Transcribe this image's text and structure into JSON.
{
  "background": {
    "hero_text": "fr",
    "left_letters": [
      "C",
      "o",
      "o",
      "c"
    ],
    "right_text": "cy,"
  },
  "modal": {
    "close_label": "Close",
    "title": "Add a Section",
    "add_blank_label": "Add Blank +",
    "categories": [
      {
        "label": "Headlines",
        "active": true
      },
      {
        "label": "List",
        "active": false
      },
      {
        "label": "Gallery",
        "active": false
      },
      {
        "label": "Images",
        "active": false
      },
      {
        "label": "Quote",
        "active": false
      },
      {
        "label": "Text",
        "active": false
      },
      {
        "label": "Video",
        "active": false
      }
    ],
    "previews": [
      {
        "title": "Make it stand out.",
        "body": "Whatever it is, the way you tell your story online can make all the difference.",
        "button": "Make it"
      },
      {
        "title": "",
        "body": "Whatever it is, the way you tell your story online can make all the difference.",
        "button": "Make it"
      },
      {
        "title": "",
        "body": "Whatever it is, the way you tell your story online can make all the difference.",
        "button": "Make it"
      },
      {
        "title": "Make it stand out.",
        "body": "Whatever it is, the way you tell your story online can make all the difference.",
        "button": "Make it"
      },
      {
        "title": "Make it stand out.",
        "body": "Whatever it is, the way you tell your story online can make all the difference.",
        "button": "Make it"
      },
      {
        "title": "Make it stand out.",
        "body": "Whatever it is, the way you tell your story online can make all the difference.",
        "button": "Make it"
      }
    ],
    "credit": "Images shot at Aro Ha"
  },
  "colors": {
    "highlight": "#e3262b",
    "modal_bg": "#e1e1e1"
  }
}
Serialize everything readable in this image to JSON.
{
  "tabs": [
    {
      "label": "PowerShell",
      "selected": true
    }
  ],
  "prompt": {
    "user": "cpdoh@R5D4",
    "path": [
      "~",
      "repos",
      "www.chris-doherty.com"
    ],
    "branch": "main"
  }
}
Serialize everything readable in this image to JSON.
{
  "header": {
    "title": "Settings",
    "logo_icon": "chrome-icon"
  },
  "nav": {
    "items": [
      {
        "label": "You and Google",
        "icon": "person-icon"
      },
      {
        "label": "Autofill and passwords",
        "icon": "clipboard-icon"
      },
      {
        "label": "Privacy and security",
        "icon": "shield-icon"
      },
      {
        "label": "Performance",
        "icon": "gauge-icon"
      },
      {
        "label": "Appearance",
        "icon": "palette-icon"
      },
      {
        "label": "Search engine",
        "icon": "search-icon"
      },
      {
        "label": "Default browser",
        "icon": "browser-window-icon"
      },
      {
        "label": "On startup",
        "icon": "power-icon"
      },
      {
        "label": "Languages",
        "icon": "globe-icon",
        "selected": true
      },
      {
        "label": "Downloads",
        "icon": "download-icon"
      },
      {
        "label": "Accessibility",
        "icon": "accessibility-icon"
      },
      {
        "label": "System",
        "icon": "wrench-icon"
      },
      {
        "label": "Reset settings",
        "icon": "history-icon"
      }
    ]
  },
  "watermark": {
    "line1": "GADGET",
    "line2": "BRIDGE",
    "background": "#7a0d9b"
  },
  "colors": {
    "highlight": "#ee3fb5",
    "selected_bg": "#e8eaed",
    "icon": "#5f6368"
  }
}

_ _ _

◆ Problem details
Quote every line of the data, word for word.

◆ Finished answer
Transcribe this image's text and structure into JSON.
{
  "background": {
    "hero_text": "fr",
    "left_letters": [
      "C",
      "o",
      "o",
      "c"
    ],
    "right_text": "cy,"
  },
  "modal": {
    "close_label": "Close",
    "title": "Add a Section",
    "add_blank_label": "Add Blank +",
    "categories": [
      {
        "label": "Headlines",
        "active": true
      },
      {
        "label": "List",
        "active": false
      },
      {
        "label": "Gallery",
        "active": false
      },
      {
        "label": "Images",
        "active": false
      },
      {
        "label": "Quote",
        "active": false
      },
      {
        "label": "Text",
        "active": false
      },
      {
        "label": "Video",
        "active": false
      }
    ],
    "previews": [
      {
        "title": "Make it stand out.",
        "body": "Whatever it is, the way you tell your story online can make all the difference.",
        "button": "Make it"
      },
      {
        "title": "",
        "body": "Whatever it is, the way you tell your story online can make all the difference.",
        "button": "Make it"
      },
      {
        "title": "",
        "body": "Whatever it is, the way you tell your story online can make all the difference.",
        "button": "Make it"
      },
      {
        "title": "Make it stand out.",
        "body": "Whatever it is, the way you tell your story online can make all the difference.",
        "button": "Make it"
      },
      {
        "title": "Make it stand out.",
        "body": "Whatever it is, the way you tell your story online can make all the difference.",
        "button": "Make it"
      },
      {
        "title": "Make it stand out.",
        "body": "Whatever it is, the way you tell your story online can make all the difference.",
        "button": "Make it"
      }
    ],
    "credit": "Images shot at Aro Ha"
  },
  "colors": {
    "highlight": "#e3262b",
    "modal_bg": "#e1e1e1"
  }
}
Serialize everything readable in this image to JSON.
{
  "tabs": [
    {
      "label": "PowerShell",
      "selected": true
    }
  ],
  "prompt": {
    "user": "cpdoh@R5D4",
    "path": [
      "~",
      "repos",
      "www.chris-doherty.com"
    ],
    "branch": "main"
  }
}
Serialize everything readable in this image to JSON.
{
  "header": {
    "title": "Settings",
    "logo_icon": "chrome-icon"
  },
  "nav": {
    "items": [
      {
        "label": "You and Google",
        "icon": "person-icon"
      },
      {
        "label": "Autofill and passwords",
        "icon": "clipboard-icon"
      },
      {
        "label": "Privacy and security",
        "icon": "shield-icon"
      },
      {
        "label": "Performance",
        "icon": "gauge-icon"
      },
      {
        "label": "Appearance",
        "icon": "palette-icon"
      },
      {
        "label": "Search engine",
        "icon": "search-icon"
      },
      {
        "label": "Default browser",
        "icon": "browser-window-icon"
      },
      {
        "label": "On startup",
        "icon": "power-icon"
      },
      {
        "label": "Languages",
        "icon": "globe-icon",
        "selected": true
      },
      {
        "label": "Downloads",
        "icon": "download-icon"
      },
      {
        "label": "Accessibility",
        "icon": "accessibility-icon"
      },
      {
        "label": "System",
        "icon": "wrench-icon"
      },
      {
        "label": "Reset settings",
        "icon": "history-icon"
      }
    ]
  },
  "watermark": {
    "line1": "GADGET",
    "line2": "BRIDGE",
    "background": "#7a0d9b"
  },
  "colors": {
    "highlight": "#ee3fb5",
    "selected_bg": "#e8eaed",
    "icon": "#5f6368"
  }
}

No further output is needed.